▶ SOURCE DATA:
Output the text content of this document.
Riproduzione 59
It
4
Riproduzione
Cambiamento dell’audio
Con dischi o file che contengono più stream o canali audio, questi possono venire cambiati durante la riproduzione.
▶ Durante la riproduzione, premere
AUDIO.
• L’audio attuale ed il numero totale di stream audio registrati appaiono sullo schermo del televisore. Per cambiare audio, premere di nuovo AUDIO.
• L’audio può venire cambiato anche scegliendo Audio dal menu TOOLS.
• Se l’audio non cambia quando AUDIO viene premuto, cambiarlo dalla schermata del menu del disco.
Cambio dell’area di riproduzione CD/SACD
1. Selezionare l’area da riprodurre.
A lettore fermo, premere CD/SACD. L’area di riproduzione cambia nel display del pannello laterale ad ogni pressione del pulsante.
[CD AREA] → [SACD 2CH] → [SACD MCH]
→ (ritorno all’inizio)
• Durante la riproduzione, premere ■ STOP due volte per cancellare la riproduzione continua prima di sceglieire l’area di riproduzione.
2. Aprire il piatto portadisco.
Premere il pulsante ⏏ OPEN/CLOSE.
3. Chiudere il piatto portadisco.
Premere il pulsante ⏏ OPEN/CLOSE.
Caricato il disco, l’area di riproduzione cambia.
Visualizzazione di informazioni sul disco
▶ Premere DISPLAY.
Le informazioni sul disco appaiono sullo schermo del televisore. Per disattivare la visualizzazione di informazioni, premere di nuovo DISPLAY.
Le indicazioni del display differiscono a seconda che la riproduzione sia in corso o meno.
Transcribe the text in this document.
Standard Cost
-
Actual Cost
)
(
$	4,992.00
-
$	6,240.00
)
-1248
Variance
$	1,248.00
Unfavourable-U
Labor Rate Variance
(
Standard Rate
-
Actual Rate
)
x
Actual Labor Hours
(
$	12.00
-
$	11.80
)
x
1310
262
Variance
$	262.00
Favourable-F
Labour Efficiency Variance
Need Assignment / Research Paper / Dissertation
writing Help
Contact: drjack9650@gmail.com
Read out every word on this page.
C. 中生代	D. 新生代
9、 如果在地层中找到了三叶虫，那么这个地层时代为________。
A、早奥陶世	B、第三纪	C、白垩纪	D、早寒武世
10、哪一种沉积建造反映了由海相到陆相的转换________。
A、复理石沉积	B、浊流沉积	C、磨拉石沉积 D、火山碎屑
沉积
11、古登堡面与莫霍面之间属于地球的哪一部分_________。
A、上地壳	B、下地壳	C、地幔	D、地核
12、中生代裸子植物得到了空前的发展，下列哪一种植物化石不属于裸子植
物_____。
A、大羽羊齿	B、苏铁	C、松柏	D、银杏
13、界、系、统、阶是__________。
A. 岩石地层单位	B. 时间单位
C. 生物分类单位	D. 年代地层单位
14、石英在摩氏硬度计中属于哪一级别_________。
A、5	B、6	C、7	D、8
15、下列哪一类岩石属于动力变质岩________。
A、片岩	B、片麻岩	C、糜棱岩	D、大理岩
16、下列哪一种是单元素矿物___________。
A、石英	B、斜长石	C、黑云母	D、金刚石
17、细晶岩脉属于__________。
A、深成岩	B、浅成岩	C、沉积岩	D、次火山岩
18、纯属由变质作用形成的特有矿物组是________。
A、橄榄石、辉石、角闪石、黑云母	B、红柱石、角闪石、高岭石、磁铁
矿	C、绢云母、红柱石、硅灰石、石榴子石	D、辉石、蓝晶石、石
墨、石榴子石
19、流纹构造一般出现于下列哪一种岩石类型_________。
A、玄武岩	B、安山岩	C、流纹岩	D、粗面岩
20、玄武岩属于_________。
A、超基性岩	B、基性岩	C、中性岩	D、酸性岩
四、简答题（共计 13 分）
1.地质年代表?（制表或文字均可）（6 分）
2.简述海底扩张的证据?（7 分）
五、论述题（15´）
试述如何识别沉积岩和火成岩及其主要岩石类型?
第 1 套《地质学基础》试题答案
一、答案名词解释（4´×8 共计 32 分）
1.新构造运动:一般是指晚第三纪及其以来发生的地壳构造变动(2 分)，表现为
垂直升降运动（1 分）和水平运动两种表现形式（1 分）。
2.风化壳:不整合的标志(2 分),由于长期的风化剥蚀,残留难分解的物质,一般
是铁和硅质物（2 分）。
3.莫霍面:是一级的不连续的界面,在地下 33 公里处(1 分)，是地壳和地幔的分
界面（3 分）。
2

▶ THE REQUEST: Recopy the entries above in their entirety, exactly.

▶ WRITTEN REPLY:
Output the text content of this document.
Riproduzione 59
It
4
Riproduzione
Cambiamento dell’audio
Con dischi o file che contengono più stream o canali audio, questi possono venire cambiati durante la riproduzione.
▶ Durante la riproduzione, premere
AUDIO.
• L’audio attuale ed il numero totale di stream audio registrati appaiono sullo schermo del televisore. Per cambiare audio, premere di nuovo AUDIO.
• L’audio può venire cambiato anche scegliendo Audio dal menu TOOLS.
• Se l’audio non cambia quando AUDIO viene premuto, cambiarlo dalla schermata del menu del disco.
Cambio dell’area di riproduzione CD/SACD
1. Selezionare l’area da riprodurre.
A lettore fermo, premere CD/SACD. L’area di riproduzione cambia nel display del pannello laterale ad ogni pressione del pulsante.
[CD AREA] → [SACD 2CH] → [SACD MCH]
→ (ritorno all’inizio)
• Durante la riproduzione, premere ■ STOP due volte per cancellare la riproduzione continua prima di sceglieire l’area di riproduzione.
2. Aprire il piatto portadisco.
Premere il pulsante ⏏ OPEN/CLOSE.
3. Chiudere il piatto portadisco.
Premere il pulsante ⏏ OPEN/CLOSE.
Caricato il disco, l’area di riproduzione cambia.
Visualizzazione di informazioni sul disco
▶ Premere DISPLAY.
Le informazioni sul disco appaiono sullo schermo del televisore. Per disattivare la visualizzazione di informazioni, premere di nuovo DISPLAY.
Le indicazioni del display differiscono a seconda che la riproduzione sia in corso o meno.
Transcribe the text in this document.
Standard Cost
-
Actual Cost
)
(
$	4,992.00
-
$	6,240.00
)
-1248
Variance
$	1,248.00
Unfavourable-U
Labor Rate Variance
(
Standard Rate
-
Actual Rate
)
x
Actual Labor Hours
(
$	12.00
-
$	11.80
)
x
1310
262
Variance
$	262.00
Favourable-F
Labour Efficiency Variance
Need Assignment / Research Paper / Dissertation
writing Help
Contact: drjack9650@gmail.com
Read out every word on this page.
C. 中生代	D. 新生代
9、 如果在地层中找到了三叶虫，那么这个地层时代为________。
A、早奥陶世	B、第三纪	C、白垩纪	D、早寒武世
10、哪一种沉积建造反映了由海相到陆相的转换________。
A、复理石沉积	B、浊流沉积	C、磨拉石沉积 D、火山碎屑
沉积
11、古登堡面与莫霍面之间属于地球的哪一部分_________。
A、上地壳	B、下地壳	C、地幔	D、地核
12、中生代裸子植物得到了空前的发展，下列哪一种植物化石不属于裸子植
物_____。
A、大羽羊齿	B、苏铁	C、松柏	D、银杏
13、界、系、统、阶是__________。
A. 岩石地层单位	B. 时间单位
C. 生物分类单位	D. 年代地层单位
14、石英在摩氏硬度计中属于哪一级别_________。
A、5	B、6	C、7	D、8
15、下列哪一类岩石属于动力变质岩________。
A、片岩	B、片麻岩	C、糜棱岩	D、大理岩
16、下列哪一种是单元素矿物___________。
A、石英	B、斜长石	C、黑云母	D、金刚石
17、细晶岩脉属于__________。
A、深成岩	B、浅成岩	C、沉积岩	D、次火山岩
18、纯属由变质作用形成的特有矿物组是________。
A、橄榄石、辉石、角闪石、黑云母	B、红柱石、角闪石、高岭石、磁铁
矿	C、绢云母、红柱石、硅灰石、石榴子石	D、辉石、蓝晶石、石
墨、石榴子石
19、流纹构造一般出现于下列哪一种岩石类型_________。
A、玄武岩	B、安山岩	C、流纹岩	D、粗面岩
20、玄武岩属于_________。
A、超基性岩	B、基性岩	C、中性岩	D、酸性岩
四、简答题（共计 13 分）
1.地质年代表?（制表或文字均可）（6 分）
2.简述海底扩张的证据?（7 分）
五、论述题（15´）
试述如何识别沉积岩和火成岩及其主要岩石类型?
第 1 套《地质学基础》试题答案
一、答案名词解释（4´×8 共计 32 分）
1.新构造运动:一般是指晚第三纪及其以来发生的地壳构造变动(2 分)，表现为
垂直升降运动（1 分）和水平运动两种表现形式（1 分）。
2.风化壳:不整合的标志(2 分),由于长期的风化剥蚀,残留难分解的物质,一般
是铁和硅质物（2 分）。
3.莫霍面:是一级的不连续的界面,在地下 33 公里处(1 分)，是地壳和地幔的分
界面（3 分）。
2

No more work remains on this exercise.